__Instructions to follow__
Transcribe the records in full, keeping every character as it is.

Records:
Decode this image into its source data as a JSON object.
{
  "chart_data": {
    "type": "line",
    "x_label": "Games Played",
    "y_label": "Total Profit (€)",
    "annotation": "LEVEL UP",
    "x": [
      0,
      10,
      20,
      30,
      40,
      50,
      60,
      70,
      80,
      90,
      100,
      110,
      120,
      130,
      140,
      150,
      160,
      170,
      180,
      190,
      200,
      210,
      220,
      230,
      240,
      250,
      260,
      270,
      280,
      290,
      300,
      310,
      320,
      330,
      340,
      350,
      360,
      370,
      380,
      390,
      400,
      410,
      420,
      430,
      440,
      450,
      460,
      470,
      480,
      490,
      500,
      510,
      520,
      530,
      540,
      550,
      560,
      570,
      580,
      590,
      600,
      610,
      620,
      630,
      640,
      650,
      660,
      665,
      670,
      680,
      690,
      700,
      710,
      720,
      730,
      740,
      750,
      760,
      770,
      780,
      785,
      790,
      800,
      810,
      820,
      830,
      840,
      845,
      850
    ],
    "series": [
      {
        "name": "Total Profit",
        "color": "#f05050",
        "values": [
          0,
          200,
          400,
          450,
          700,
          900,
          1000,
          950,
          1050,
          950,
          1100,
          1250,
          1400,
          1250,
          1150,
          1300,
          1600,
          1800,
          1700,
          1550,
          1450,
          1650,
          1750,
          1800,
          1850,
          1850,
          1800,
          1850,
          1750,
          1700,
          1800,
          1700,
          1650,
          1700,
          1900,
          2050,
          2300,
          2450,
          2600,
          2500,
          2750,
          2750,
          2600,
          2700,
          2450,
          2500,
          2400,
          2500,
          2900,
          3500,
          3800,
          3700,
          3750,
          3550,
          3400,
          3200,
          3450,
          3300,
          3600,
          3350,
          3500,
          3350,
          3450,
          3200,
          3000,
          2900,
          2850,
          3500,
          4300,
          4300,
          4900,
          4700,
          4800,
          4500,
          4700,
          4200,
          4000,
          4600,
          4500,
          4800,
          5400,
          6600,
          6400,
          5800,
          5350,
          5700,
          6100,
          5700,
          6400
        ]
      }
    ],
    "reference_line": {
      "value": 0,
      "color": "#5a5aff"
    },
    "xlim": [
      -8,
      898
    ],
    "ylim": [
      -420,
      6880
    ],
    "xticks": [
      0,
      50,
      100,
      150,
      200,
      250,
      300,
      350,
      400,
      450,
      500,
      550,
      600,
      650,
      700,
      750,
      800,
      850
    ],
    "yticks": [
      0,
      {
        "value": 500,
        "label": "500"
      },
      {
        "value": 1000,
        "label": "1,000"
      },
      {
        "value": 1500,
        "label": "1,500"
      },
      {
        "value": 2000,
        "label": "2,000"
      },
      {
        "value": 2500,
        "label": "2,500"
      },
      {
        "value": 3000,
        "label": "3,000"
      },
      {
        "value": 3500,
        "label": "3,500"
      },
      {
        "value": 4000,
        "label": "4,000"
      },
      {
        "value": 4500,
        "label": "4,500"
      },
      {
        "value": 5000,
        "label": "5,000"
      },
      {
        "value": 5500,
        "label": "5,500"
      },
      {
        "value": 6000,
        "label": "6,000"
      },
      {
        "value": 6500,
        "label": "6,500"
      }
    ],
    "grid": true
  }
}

__Result of the exercise__
Decode this image into its source data as a JSON object.
{
  "chart_data": {
    "type": "line",
    "x_label": "Games Played",
    "y_label": "Total Profit (€)",
    "annotation": "LEVEL UP",
    "x": [
      0,
      10,
      20,
      30,
      40,
      50,
      60,
      70,
      80,
      90,
      100,
      110,
      120,
      130,
      140,
      150,
      160,
      170,
      180,
      190,
      200,
      210,
      220,
      230,
      240,
      250,
      260,
      270,
      280,
      290,
      300,
      310,
      320,
      330,
      340,
      350,
      360,
      370,
      380,
      390,
      400,
      410,
      420,
      430,
      440,
      450,
      460,
      470,
      480,
      490,
      500,
      510,
      520,
      530,
      540,
      550,
      560,
      570,
      580,
      590,
      600,
      610,
      620,
      630,
      640,
      650,
      660,
      665,
      670,
      680,
      690,
      700,
      710,
      720,
      730,
      740,
      750,
      760,
      770,
      780,
      785,
      790,
      800,
      810,
      820,
      830,
      840,
      845,
      850
    ],
    "series": [
      {
        "name": "Total Profit",
        "color": "#f05050",
        "values": [
          0,
          200,
          400,
          450,
          700,
          900,
          1000,
          950,
          1050,
          950,
          1100,
          1250,
          1400,
          1250,
          1150,
          1300,
          1600,
          1800,
          1700,
          1550,
          1450,
          1650,
          1750,
          1800,
          1850,
          1850,
          1800,
          1850,
          1750,
          1700,
          1800,
          1700,
          1650,
          1700,
          1900,
          2050,
          2300,
          2450,
          2600,
          2500,
          2750,
          2750,
          2600,
          2700,
          2450,
          2500,
          2400,
          2500,
          2900,
          3500,
          3800,
          3700,
          3750,
          3550,
          3400,
          3200,
          3450,
          3300,
          3600,
          3350,
          3500,
          3350,
          3450,
          3200,
          3000,
          2900,
          2850,
          3500,
          4300,
          4300,
          4900,
          4700,
          4800,
          4500,
          4700,
          4200,
          4000,
          4600,
          4500,
          4800,
          5400,
          6600,
          6400,
          5800,
          5350,
          5700,
          6100,
          5700,
          6400
        ]
      }
    ],
    "reference_line": {
      "value": 0,
      "color": "#5a5aff"
    },
    "xlim": [
      -8,
      898
    ],
    "ylim": [
      -420,
      6880
    ],
    "xticks": [
      0,
      50,
      100,
      150,
      200,
      250,
      300,
      350,
      400,
      450,
      500,
      550,
      600,
      650,
      700,
      750,
      800,
      850
    ],
    "yticks": [
      0,
      {
        "value": 500,
        "label": "500"
      },
      {
        "value": 1000,
        "label": "1,000"
      },
      {
        "value": 1500,
        "label": "1,500"
      },
      {
        "value": 2000,
        "label": "2,000"
      },
      {
        "value": 2500,
        "label": "2,500"
      },
      {
        "value": 3000,
        "label": "3,000"
      },
      {
        "value": 3500,
        "label": "3,500"
      },
      {
        "value": 4000,
        "label": "4,000"
      },
      {
        "value": 4500,
        "label": "4,500"
      },
      {
        "value": 5000,
        "label": "5,000"
      },
      {
        "value": 5500,
        "label": "5,500"
      },
      {
        "value": 6000,
        "label": "6,000"
      },
      {
        "value": 6500,
        "label": "6,500"
      }
    ],
    "grid": true
  }
}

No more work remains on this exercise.